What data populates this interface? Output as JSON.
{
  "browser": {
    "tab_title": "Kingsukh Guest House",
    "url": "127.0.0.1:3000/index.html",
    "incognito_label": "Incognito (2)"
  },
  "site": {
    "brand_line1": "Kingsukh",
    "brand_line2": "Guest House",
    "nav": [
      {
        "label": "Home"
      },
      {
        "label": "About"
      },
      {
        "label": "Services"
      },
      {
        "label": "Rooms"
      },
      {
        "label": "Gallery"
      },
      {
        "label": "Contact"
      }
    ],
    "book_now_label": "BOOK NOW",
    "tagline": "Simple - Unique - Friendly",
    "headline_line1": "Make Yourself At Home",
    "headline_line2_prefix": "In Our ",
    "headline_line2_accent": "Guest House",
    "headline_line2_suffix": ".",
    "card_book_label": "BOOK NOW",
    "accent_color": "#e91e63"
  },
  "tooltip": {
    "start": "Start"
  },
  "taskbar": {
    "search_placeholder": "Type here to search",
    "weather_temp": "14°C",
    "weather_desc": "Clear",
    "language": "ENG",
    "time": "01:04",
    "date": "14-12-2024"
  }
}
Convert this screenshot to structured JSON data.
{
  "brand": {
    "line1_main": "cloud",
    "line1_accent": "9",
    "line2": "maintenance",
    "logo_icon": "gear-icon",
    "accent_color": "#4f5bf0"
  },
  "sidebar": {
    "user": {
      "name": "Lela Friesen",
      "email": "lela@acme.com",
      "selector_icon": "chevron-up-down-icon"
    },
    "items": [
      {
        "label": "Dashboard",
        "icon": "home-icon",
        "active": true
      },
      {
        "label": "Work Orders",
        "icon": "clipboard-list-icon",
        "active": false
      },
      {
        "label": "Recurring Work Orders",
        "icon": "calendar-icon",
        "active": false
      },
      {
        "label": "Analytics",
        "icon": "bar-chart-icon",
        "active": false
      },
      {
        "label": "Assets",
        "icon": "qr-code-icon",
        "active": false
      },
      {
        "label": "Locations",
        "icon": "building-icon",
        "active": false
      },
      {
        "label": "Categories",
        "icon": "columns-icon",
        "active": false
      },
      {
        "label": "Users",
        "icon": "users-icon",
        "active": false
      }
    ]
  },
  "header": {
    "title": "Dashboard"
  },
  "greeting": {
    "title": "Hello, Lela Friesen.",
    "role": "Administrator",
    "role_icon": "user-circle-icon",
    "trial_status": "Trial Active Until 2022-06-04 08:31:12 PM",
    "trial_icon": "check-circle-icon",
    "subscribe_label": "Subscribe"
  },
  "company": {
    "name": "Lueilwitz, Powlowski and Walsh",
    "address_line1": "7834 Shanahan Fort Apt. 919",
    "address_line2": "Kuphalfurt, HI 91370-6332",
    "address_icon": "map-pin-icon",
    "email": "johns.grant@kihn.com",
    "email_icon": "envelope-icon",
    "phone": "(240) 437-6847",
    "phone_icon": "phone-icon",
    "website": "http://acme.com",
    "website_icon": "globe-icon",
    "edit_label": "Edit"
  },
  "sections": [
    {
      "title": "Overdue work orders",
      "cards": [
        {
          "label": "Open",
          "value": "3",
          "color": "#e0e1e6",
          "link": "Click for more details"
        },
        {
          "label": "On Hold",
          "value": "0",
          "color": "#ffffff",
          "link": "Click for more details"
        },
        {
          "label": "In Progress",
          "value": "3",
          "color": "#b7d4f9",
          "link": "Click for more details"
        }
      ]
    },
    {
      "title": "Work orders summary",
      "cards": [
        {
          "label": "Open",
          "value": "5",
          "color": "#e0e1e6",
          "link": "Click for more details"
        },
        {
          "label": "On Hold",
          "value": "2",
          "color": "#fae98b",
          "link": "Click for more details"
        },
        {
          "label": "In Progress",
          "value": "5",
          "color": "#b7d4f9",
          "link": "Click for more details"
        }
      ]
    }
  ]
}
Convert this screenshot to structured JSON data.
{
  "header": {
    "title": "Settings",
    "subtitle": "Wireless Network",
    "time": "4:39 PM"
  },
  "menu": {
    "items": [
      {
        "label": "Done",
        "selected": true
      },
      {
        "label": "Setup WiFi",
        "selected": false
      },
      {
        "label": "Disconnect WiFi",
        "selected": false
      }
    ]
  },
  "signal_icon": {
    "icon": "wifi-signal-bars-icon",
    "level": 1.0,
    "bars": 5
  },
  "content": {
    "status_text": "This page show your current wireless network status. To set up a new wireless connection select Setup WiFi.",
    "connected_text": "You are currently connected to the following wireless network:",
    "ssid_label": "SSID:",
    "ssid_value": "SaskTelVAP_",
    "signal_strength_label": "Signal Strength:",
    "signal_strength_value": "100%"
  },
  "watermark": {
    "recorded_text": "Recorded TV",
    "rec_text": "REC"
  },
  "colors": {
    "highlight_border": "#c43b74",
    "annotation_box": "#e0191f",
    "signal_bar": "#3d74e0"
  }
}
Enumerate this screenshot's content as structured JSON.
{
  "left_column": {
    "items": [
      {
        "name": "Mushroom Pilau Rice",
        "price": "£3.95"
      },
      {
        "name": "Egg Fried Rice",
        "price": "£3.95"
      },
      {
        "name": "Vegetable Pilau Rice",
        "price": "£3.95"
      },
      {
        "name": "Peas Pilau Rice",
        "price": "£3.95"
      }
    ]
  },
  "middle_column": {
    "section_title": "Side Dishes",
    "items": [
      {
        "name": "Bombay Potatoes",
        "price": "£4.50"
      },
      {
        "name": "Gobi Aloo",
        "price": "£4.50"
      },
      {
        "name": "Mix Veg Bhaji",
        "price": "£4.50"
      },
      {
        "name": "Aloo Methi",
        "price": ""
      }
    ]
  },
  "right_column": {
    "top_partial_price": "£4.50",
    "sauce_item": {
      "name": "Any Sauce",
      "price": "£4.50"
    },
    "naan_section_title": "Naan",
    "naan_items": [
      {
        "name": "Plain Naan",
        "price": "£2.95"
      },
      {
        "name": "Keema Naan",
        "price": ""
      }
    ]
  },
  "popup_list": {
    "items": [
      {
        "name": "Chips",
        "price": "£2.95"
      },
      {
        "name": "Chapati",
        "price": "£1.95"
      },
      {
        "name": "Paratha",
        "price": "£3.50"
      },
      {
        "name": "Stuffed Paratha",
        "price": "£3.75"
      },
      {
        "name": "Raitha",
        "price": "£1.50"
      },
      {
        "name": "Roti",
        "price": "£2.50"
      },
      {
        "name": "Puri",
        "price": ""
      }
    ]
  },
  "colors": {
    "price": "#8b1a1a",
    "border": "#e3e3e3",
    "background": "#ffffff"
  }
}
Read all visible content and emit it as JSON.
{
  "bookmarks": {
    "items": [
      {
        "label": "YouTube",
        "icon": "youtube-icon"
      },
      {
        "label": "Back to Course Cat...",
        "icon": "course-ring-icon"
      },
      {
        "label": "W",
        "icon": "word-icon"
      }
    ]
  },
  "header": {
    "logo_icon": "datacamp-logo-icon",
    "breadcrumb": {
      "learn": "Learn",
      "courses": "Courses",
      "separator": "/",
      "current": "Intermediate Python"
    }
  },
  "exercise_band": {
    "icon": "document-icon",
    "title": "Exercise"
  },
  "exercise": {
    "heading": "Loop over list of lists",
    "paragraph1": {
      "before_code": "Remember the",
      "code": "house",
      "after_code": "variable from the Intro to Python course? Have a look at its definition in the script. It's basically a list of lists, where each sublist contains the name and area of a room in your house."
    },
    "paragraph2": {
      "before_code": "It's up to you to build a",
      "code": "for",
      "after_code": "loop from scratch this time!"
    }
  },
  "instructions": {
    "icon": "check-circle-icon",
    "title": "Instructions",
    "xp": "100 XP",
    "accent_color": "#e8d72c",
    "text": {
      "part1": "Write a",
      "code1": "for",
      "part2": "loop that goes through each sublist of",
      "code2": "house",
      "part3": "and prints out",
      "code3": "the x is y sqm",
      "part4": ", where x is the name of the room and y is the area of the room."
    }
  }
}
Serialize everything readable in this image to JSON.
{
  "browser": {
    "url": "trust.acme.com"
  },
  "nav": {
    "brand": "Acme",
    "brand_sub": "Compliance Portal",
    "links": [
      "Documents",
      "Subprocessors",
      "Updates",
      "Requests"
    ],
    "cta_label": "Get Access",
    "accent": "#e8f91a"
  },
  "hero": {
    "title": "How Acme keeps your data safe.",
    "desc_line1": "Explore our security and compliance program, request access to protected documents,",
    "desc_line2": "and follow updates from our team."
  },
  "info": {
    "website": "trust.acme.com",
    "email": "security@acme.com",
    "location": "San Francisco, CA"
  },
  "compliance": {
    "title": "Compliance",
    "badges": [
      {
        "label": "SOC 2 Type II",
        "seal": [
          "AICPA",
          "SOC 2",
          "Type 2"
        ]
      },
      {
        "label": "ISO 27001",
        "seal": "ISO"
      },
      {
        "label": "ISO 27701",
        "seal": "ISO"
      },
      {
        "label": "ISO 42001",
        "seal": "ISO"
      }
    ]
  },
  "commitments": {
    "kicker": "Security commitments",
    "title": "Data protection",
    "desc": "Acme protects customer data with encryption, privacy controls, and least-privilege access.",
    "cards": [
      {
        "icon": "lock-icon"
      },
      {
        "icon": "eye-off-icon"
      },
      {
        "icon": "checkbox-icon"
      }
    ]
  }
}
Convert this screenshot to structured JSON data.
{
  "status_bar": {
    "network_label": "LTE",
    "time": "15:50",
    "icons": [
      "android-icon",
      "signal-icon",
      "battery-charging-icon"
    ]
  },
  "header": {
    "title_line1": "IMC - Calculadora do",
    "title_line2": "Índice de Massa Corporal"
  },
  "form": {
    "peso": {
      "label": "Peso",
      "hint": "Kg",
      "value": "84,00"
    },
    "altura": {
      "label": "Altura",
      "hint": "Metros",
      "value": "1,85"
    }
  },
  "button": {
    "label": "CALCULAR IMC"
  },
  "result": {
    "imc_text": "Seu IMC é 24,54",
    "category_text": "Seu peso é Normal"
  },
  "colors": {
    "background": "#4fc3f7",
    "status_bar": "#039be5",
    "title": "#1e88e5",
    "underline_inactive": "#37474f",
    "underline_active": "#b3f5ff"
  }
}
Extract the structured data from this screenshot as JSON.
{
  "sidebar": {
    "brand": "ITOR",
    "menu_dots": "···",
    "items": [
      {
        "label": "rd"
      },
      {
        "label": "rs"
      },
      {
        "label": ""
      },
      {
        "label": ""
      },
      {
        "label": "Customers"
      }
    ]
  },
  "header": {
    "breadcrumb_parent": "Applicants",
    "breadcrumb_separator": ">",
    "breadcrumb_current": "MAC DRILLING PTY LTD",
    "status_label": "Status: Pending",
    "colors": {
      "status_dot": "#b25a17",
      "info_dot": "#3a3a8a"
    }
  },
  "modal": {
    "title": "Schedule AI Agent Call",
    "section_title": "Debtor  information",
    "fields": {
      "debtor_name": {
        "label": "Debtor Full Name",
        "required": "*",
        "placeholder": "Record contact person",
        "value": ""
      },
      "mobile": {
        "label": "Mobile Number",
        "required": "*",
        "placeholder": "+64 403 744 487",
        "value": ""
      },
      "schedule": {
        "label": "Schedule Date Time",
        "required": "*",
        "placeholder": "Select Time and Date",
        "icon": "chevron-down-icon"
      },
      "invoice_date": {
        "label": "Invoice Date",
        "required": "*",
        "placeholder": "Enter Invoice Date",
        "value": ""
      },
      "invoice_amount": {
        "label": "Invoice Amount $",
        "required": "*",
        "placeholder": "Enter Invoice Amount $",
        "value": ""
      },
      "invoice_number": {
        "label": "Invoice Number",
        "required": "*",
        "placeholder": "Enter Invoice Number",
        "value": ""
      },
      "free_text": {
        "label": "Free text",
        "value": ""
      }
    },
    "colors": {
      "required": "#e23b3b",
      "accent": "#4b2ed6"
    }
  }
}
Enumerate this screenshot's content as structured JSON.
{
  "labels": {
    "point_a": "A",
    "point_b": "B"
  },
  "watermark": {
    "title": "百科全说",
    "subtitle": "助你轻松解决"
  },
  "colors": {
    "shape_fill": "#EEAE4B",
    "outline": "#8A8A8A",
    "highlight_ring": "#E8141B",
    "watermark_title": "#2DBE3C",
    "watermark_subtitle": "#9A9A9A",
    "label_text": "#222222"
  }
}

*-*-*

▸ **Exercise objective**
Copy every line above in which the string "Setup" shows up.

▸ **Exercise output**
        "label": "Setup WiFi",
    "status_text": "This page show your current wireless network status. To set up a new wireless connection select Setup WiFi.",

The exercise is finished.